Stored data
— begin —

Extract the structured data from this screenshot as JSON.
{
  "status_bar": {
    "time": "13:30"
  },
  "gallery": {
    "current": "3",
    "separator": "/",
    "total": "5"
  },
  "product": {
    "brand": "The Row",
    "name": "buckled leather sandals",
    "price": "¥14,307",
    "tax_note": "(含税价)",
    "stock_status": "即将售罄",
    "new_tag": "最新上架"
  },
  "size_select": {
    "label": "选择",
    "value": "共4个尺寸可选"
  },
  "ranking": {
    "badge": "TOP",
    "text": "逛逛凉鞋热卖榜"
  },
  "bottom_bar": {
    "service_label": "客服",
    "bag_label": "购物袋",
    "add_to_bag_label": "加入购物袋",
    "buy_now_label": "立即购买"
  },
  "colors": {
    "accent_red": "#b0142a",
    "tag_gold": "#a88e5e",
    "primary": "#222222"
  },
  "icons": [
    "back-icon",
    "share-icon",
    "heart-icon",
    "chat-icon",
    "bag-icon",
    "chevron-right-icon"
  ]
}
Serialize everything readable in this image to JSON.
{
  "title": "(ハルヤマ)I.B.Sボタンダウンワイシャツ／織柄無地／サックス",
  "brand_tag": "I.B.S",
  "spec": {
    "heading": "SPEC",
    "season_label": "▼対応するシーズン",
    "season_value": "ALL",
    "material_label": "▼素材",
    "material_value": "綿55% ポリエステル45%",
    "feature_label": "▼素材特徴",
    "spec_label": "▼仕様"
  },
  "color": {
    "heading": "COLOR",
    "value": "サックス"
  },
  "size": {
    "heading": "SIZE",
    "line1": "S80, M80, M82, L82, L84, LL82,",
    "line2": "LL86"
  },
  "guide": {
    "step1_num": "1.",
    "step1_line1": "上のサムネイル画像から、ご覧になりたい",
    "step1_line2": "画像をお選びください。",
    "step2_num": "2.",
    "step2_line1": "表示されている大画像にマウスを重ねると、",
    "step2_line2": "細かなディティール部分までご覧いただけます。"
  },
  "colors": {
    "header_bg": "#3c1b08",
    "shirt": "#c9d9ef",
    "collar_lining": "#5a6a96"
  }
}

— end —

| The request |
In the records above, locate the line that contains "Serialize everything readable". Repeat it and every line after it, exactly, and nothing else.

| The reply |
Serialize everything readable in this image to JSON.
{
  "title": "(ハルヤマ)I.B.Sボタンダウンワイシャツ／織柄無地／サックス",
  "brand_tag": "I.B.S",
  "spec": {
    "heading": "SPEC",
    "season_label": "▼対応するシーズン",
    "season_value": "ALL",
    "material_label": "▼素材",
    "material_value": "綿55% ポリエステル45%",
    "feature_label": "▼素材特徴",
    "spec_label": "▼仕様"
  },
  "color": {
    "heading": "COLOR",
    "value": "サックス"
  },
  "size": {
    "heading": "SIZE",
    "line1": "S80, M80, M82, L82, L84, LL82,",
    "line2": "LL86"
  },
  "guide": {
    "step1_num": "1.",
    "step1_line1": "上のサムネイル画像から、ご覧になりたい",
    "step1_line2": "画像をお選びください。",
    "step2_num": "2.",
    "step2_line1": "表示されている大画像にマウスを重ねると、",
    "step2_line2": "細かなディティール部分までご覧いただけます。"
  },
  "colors": {
    "header_bg": "#3c1b08",
    "shirt": "#c9d9ef",
    "collar_lining": "#5a6a96"
  }
}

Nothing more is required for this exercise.